__Job__
For every line in the data below that contains "Lippe", copy the line.

__Record extracts__
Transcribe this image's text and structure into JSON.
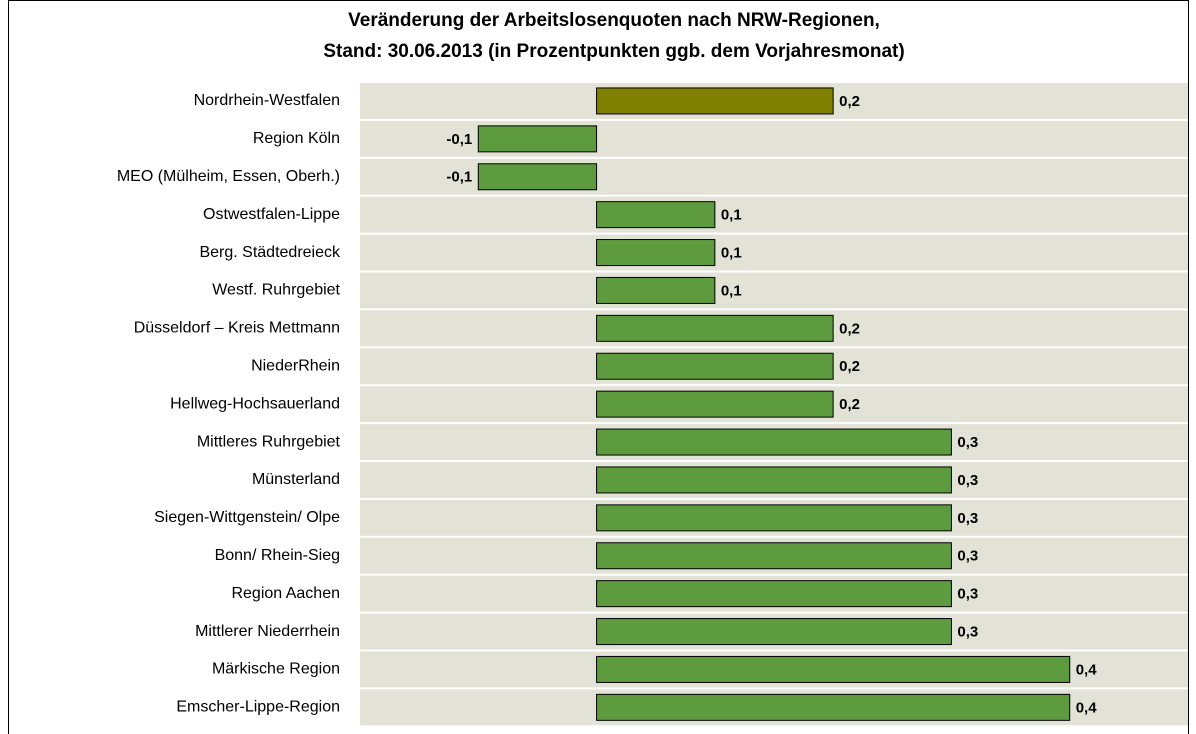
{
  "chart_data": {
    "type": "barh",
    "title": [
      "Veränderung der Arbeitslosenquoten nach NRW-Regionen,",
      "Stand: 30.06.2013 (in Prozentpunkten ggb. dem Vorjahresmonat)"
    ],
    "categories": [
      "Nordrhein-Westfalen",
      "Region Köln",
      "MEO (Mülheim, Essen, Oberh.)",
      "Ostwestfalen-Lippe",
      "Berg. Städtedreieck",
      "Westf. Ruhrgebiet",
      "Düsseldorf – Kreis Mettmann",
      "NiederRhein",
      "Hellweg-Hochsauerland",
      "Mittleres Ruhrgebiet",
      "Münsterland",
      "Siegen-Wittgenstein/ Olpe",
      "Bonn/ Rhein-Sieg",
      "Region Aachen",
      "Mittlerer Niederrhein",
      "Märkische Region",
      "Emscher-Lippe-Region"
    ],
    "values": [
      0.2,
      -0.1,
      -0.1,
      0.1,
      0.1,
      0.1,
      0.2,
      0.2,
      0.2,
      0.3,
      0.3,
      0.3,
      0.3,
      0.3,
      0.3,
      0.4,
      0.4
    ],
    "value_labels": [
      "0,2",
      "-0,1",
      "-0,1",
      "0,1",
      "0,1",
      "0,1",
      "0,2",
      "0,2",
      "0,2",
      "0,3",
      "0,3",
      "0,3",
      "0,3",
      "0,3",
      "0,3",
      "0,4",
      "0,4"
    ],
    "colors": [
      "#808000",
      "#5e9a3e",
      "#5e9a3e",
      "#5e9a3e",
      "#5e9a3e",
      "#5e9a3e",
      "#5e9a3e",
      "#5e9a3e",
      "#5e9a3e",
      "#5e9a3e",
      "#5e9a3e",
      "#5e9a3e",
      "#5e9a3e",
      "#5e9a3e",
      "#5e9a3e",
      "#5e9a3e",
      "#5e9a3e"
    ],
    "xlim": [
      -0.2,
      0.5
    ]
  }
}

__Result__
      "Ostwestfalen-Lippe",
      "Emscher-Lippe-Region"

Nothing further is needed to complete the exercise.